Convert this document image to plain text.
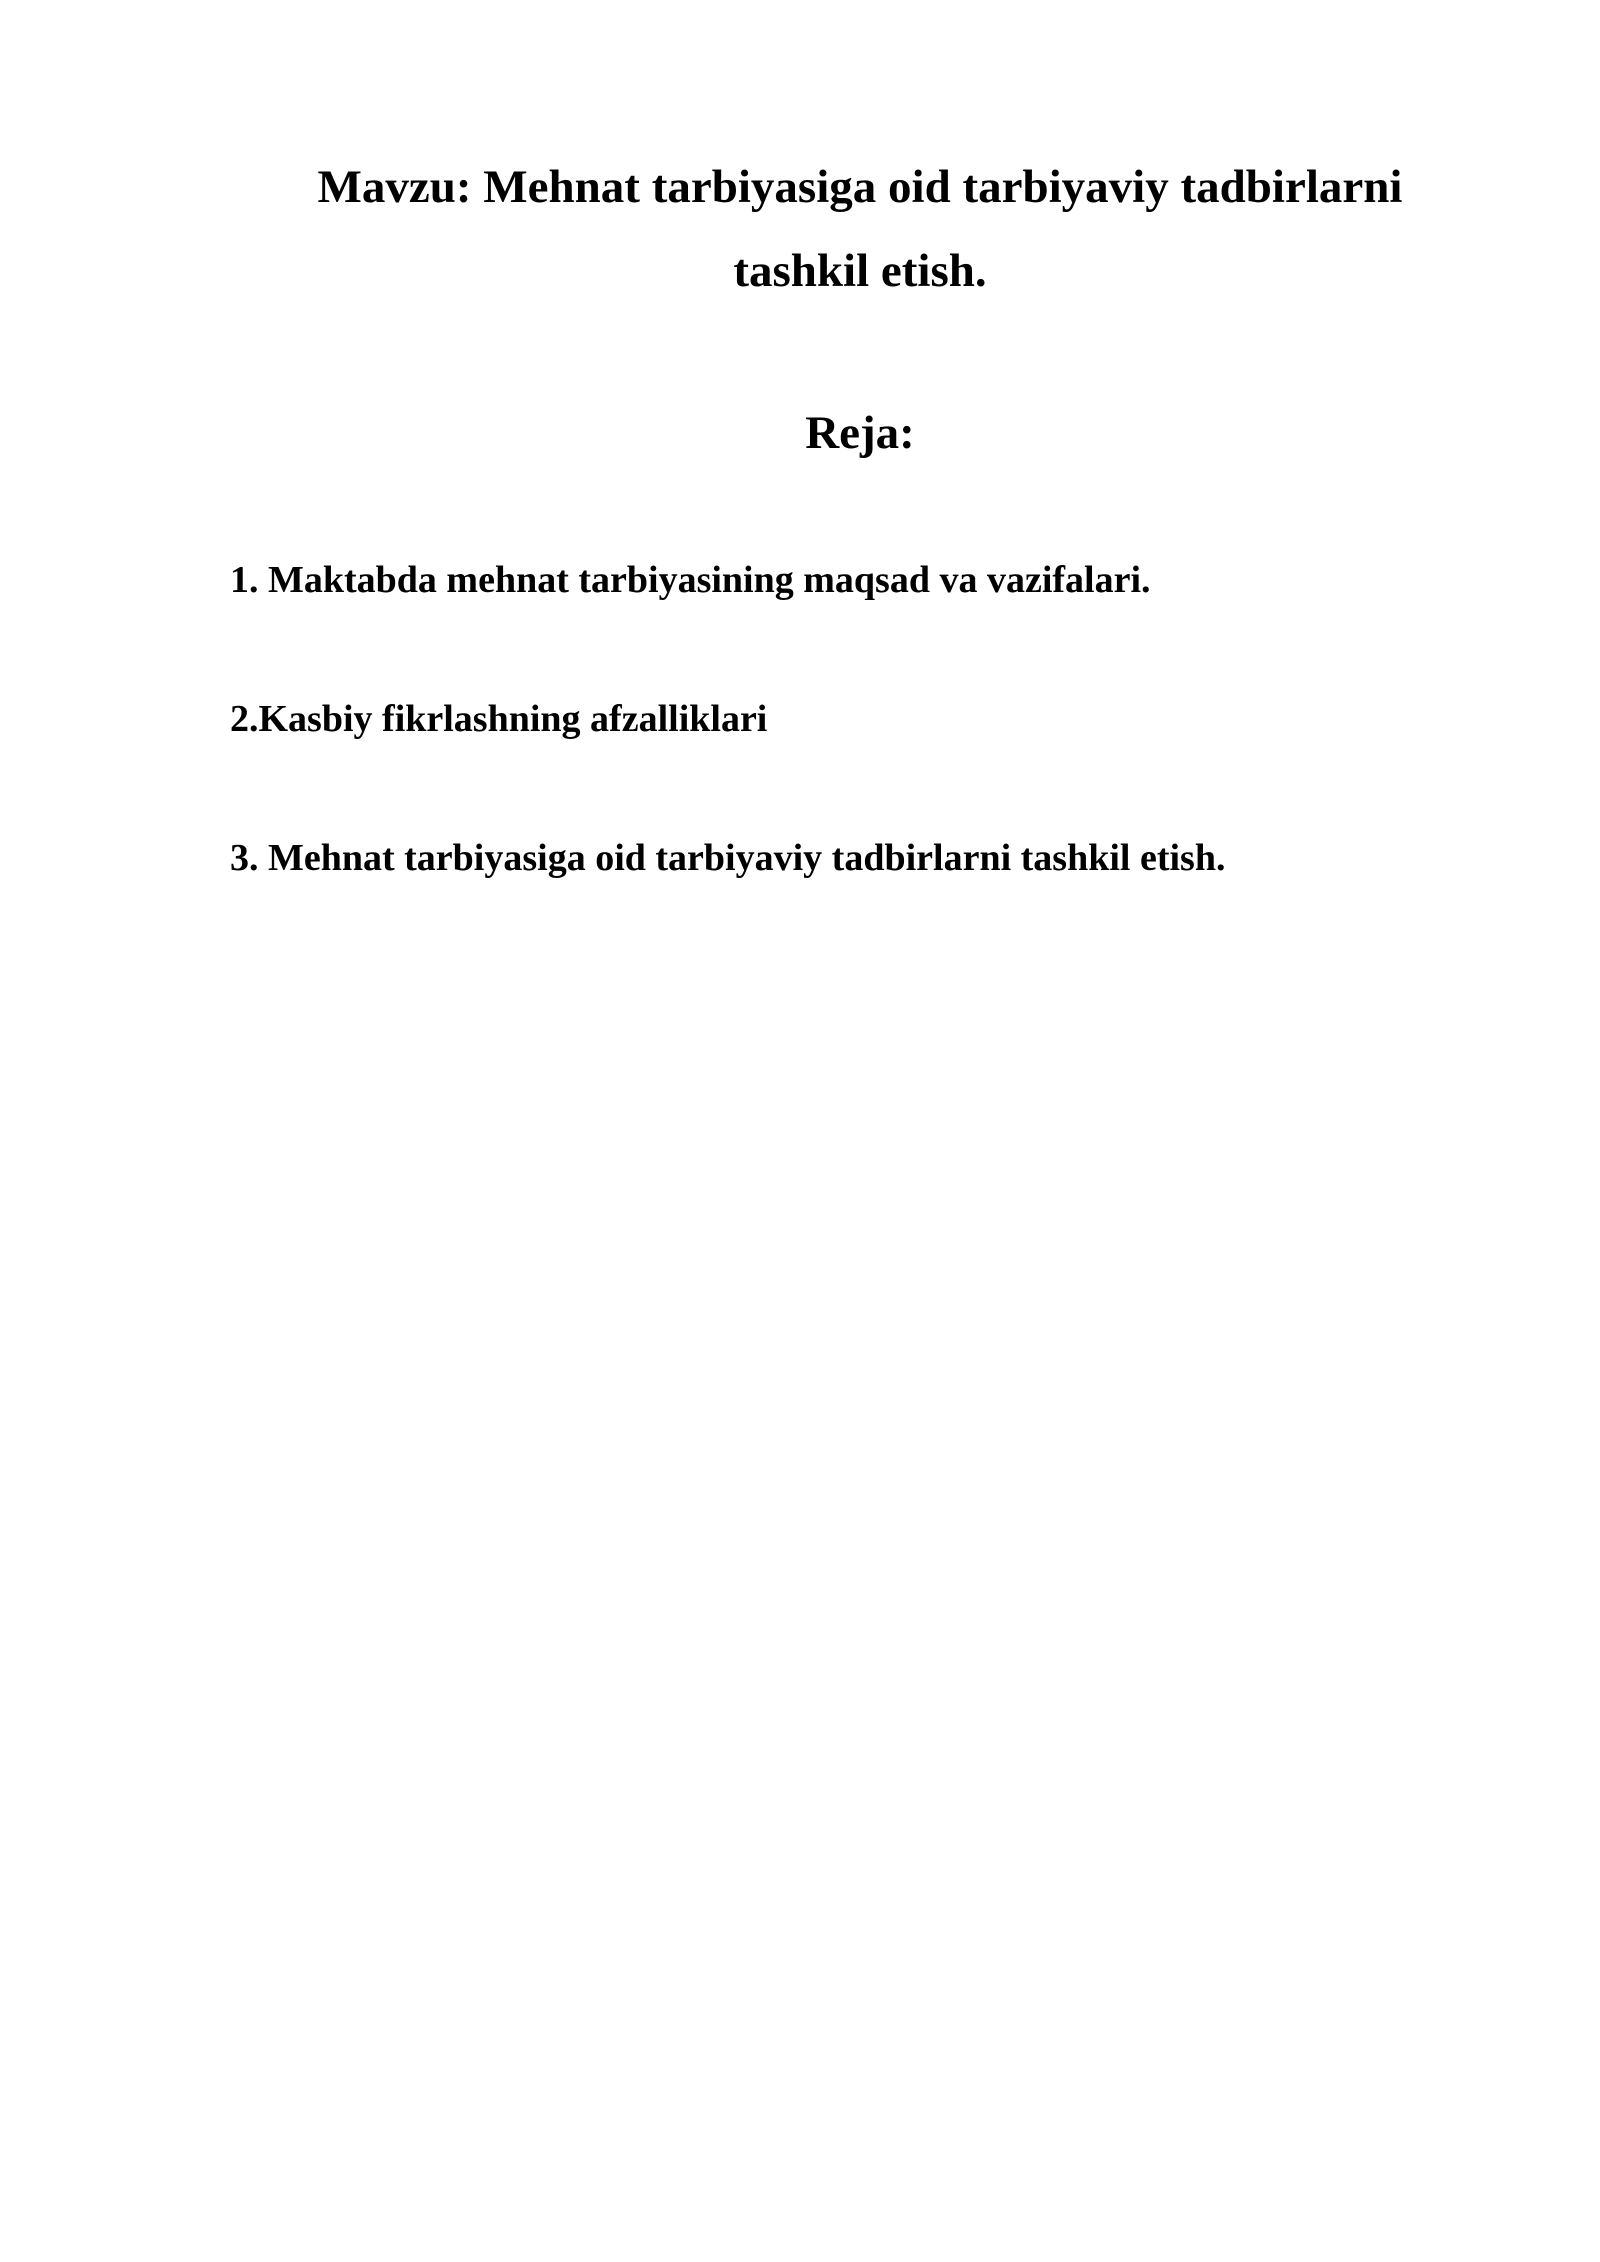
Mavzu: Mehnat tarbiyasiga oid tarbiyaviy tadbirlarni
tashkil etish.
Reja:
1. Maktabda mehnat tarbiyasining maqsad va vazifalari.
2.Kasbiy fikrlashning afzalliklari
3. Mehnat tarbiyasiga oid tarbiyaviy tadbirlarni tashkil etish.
——
EXERCISE INSTRUCTIONS:
Apart from the pictures, the entries above are to be repeated in full and exactly.

OUTPUT FOR THIS EXERCISE:
Convert this document image to plain text.
Mavzu: Mehnat tarbiyasiga oid tarbiyaviy tadbirlarni
tashkil etish.
Reja:
1. Maktabda mehnat tarbiyasining maqsad va vazifalari.
2.Kasbiy fikrlashning afzalliklari
3. Mehnat tarbiyasiga oid tarbiyaviy tadbirlarni tashkil etish.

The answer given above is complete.